◆ WHAT TO WORK ON:
Read through the data and count the lines that contain the string "Clients"; give only the result.

◆ MATERIAL TO PROCESS:
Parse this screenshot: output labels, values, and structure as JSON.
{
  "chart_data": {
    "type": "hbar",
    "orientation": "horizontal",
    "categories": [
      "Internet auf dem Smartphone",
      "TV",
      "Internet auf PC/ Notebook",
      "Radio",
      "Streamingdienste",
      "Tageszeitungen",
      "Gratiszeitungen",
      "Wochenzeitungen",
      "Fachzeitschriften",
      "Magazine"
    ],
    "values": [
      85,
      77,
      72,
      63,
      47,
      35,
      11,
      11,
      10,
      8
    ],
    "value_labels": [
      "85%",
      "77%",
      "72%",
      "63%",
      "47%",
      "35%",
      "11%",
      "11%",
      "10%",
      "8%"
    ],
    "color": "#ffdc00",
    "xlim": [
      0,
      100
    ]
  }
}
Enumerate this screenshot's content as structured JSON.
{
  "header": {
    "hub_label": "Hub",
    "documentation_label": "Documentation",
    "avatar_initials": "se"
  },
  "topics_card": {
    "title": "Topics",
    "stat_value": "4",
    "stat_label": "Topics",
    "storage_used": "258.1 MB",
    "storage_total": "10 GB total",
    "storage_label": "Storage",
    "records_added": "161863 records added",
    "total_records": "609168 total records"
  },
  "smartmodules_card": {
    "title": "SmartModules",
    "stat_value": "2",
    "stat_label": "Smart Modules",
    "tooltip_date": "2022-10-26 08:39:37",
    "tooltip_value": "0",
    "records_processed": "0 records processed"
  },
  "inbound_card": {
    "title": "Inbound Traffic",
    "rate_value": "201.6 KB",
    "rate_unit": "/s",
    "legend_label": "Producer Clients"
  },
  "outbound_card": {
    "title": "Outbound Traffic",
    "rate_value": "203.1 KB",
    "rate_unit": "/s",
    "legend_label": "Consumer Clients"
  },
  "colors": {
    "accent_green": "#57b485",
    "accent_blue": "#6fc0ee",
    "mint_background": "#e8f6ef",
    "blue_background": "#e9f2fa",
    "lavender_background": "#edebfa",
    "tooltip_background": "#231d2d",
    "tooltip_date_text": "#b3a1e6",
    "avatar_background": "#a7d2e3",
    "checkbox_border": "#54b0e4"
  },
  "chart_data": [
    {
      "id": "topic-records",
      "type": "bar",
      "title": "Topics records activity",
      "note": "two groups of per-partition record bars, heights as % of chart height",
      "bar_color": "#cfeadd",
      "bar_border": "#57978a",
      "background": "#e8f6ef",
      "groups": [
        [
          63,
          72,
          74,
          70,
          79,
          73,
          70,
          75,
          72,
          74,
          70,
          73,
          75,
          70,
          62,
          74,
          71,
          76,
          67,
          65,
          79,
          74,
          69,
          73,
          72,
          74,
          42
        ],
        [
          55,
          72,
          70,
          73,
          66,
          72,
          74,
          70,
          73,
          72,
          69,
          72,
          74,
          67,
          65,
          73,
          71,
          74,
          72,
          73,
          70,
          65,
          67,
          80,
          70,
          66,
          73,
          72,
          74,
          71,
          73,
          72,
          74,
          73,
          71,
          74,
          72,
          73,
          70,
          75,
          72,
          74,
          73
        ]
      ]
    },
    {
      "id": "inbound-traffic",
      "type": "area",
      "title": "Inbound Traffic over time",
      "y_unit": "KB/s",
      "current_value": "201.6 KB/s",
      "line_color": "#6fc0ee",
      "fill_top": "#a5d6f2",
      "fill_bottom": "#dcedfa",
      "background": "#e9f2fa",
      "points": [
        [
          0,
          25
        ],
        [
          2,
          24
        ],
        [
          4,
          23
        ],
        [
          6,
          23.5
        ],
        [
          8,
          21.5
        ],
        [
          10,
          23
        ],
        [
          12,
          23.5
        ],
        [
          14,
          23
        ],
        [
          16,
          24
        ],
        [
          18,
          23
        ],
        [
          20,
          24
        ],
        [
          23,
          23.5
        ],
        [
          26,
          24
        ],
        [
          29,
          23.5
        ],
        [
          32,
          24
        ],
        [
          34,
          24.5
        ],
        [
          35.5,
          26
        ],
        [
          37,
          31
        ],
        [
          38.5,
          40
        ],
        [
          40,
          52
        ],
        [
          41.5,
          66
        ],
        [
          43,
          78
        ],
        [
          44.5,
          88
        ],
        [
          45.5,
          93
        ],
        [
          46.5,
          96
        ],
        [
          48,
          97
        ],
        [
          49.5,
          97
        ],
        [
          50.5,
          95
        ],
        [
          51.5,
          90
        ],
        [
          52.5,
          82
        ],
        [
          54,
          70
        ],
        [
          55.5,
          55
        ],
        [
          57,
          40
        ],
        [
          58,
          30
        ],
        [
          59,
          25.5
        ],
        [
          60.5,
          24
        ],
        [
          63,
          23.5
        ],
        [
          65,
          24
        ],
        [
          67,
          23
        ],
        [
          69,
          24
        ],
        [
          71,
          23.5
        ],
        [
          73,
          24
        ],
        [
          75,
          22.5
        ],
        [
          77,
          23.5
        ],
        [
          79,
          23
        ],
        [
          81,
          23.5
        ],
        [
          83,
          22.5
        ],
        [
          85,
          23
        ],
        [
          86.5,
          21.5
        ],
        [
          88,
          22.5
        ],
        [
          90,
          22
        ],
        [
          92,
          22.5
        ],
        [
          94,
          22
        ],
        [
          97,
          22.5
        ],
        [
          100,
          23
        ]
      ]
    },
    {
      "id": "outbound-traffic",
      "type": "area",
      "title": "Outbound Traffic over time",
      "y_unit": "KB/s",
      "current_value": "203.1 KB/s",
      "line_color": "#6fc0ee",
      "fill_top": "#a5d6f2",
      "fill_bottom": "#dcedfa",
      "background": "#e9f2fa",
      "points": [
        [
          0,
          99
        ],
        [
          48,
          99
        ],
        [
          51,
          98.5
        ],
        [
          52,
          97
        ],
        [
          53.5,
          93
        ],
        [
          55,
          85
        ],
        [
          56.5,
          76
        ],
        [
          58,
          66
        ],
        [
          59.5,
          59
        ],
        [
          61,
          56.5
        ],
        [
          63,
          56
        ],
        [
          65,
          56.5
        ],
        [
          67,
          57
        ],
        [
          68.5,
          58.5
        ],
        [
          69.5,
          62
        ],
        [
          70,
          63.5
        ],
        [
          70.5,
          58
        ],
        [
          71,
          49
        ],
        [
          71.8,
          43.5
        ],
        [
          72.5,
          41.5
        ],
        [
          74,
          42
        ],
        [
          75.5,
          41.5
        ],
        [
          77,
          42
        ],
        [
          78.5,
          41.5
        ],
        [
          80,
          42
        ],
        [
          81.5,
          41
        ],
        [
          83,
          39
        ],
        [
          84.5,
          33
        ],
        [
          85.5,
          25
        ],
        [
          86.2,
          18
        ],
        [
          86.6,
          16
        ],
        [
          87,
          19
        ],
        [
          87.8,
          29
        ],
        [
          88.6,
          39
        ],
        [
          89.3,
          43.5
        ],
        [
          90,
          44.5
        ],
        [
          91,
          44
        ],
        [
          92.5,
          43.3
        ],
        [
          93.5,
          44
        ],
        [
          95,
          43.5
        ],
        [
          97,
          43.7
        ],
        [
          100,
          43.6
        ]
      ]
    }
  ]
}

◆ ANSWER TO THE PROBLEM:
2